**Task brief**
Leave out the pictures and repeat the data exactly.
* * * *
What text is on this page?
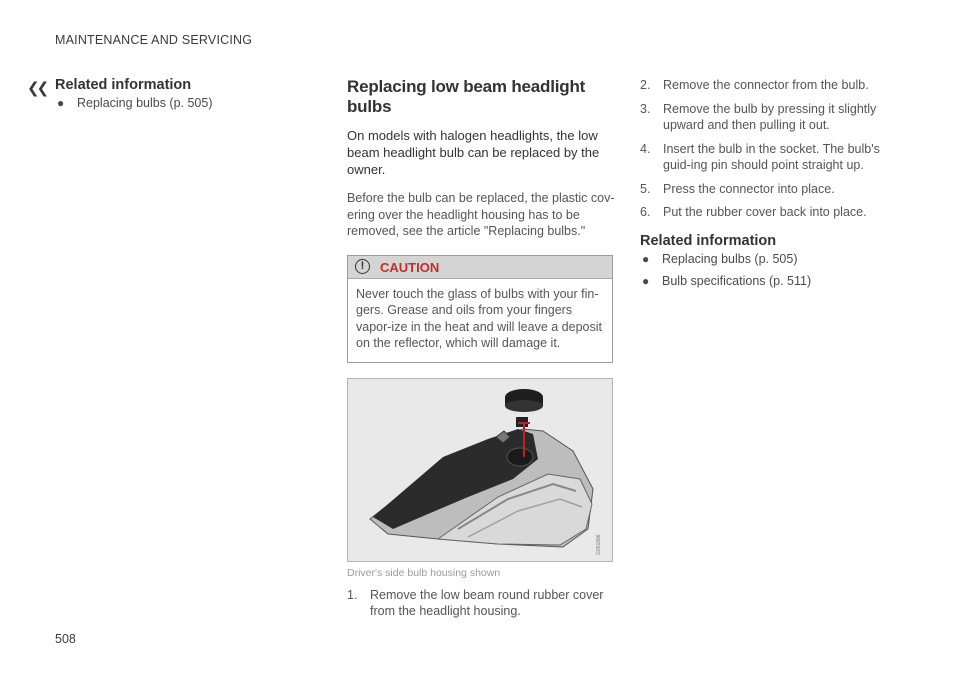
MAINTENANCE AND SERVICING
❮❮ Related information
● Replacing bulbs (p. 505)
Replacing low beam headlight bulbs

On models with halogen headlights, the low beam headlight bulb can be replaced by the owner.

Before the bulb can be replaced, the plastic cov-ering over the headlight housing has to be removed, see the article "Replacing bulbs."

!	CAUTION
Never touch the glass of bulbs with your fin-gers. Grease and oils from your fingers vapor-ize in the heat and will leave a deposit on the reflector, which will damage it.
G051896
Driver's side bulb housing shown
1. Remove the low beam round rubber cover from the headlight housing.
2. Remove the connector from the bulb.
3. Remove the bulb by pressing it slightly upward and then pulling it out.
4. Insert the bulb in the socket. The bulb's guid-ing pin should point straight up.
5. Press the connector into place.
6. Put the rubber cover back into place.
Related information
● Replacing bulbs (p. 505)
● Bulb specifications (p. 511)
508
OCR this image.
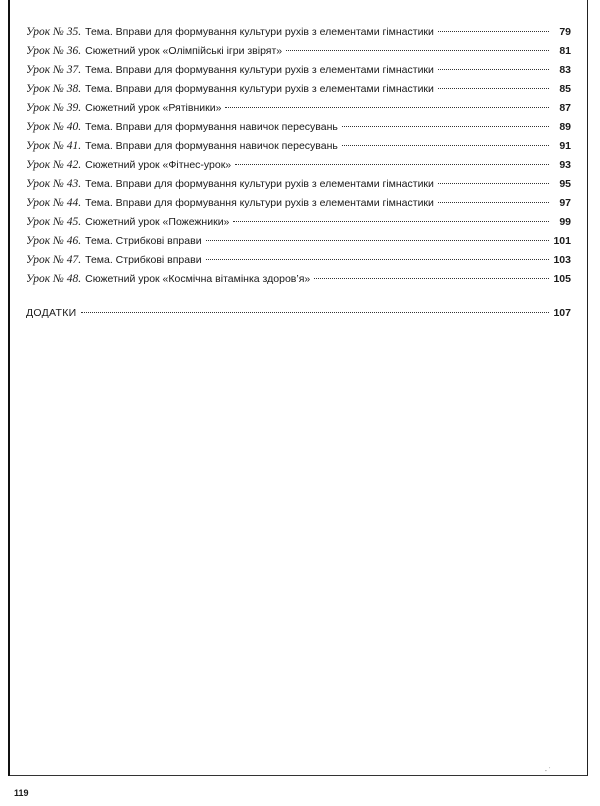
Урок № 35. Тема. Вправи для формування культури рухів з елементами гімнастики	79
Урок № 36. Сюжетний урок «Олімпійські ігри звірят»	81
Урок № 37. Тема. Вправи для формування культури рухів з елементами гімнастики	83
Урок № 38. Тема. Вправи для формування культури рухів з елементами гімнастики	85
Урок № 39. Сюжетний урок «Рятівники»	87
Урок № 40. Тема. Вправи для формування навичок пересувань	89
Урок № 41. Тема. Вправи для формування навичок пересувань	91
Урок № 42. Сюжетний урок «Фітнес-урок»	93
Урок № 43. Тема. Вправи для формування культури рухів з елементами гімнастики	95
Урок № 44. Тема. Вправи для формування культури рухів з елементами гімнастики	97
Урок № 45. Сюжетний урок «Пожежники»	99
Урок № 46. Тема. Стрибкові вправи	101
Урок № 47. Тема. Стрибкові вправи	103
Урок № 48. Сюжетний урок «Космічна вітамінка здоров’я»	105
ДОДАТКИ	107
⸱ ˙
119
* * * *
**Problem solution**
What text is on this page?
MAINTENANCE AND SERVICING
❮❮ Related information
● Replacing bulbs (p. 505)
Replacing low beam headlight bulbs

On models with halogen headlights, the low beam headlight bulb can be replaced by the owner.

Before the bulb can be replaced, the plastic cov-ering over the headlight housing has to be removed, see the article "Replacing bulbs."

!	CAUTION
Never touch the glass of bulbs with your fin-gers. Grease and oils from your fingers vapor-ize in the heat and will leave a deposit on the reflector, which will damage it.
G051896
Driver's side bulb housing shown
1. Remove the low beam round rubber cover from the headlight housing.
2. Remove the connector from the bulb.
3. Remove the bulb by pressing it slightly upward and then pulling it out.
4. Insert the bulb in the socket. The bulb's guid-ing pin should point straight up.
5. Press the connector into place.
6. Put the rubber cover back into place.
Related information
● Replacing bulbs (p. 505)
● Bulb specifications (p. 511)
508
OCR this image.
Урок № 35. Тема. Вправи для формування культури рухів з елементами гімнастики	79
Урок № 36. Сюжетний урок «Олімпійські ігри звірят»	81
Урок № 37. Тема. Вправи для формування культури рухів з елементами гімнастики	83
Урок № 38. Тема. Вправи для формування культури рухів з елементами гімнастики	85
Урок № 39. Сюжетний урок «Рятівники»	87
Урок № 40. Тема. Вправи для формування навичок пересувань	89
Урок № 41. Тема. Вправи для формування навичок пересувань	91
Урок № 42. Сюжетний урок «Фітнес-урок»	93
Урок № 43. Тема. Вправи для формування культури рухів з елементами гімнастики	95
Урок № 44. Тема. Вправи для формування культури рухів з елементами гімнастики	97
Урок № 45. Сюжетний урок «Пожежники»	99
Урок № 46. Тема. Стрибкові вправи	101
Урок № 47. Тема. Стрибкові вправи	103
Урок № 48. Сюжетний урок «Космічна вітамінка здоров’я»	105
ДОДАТКИ	107
⸱ ˙
119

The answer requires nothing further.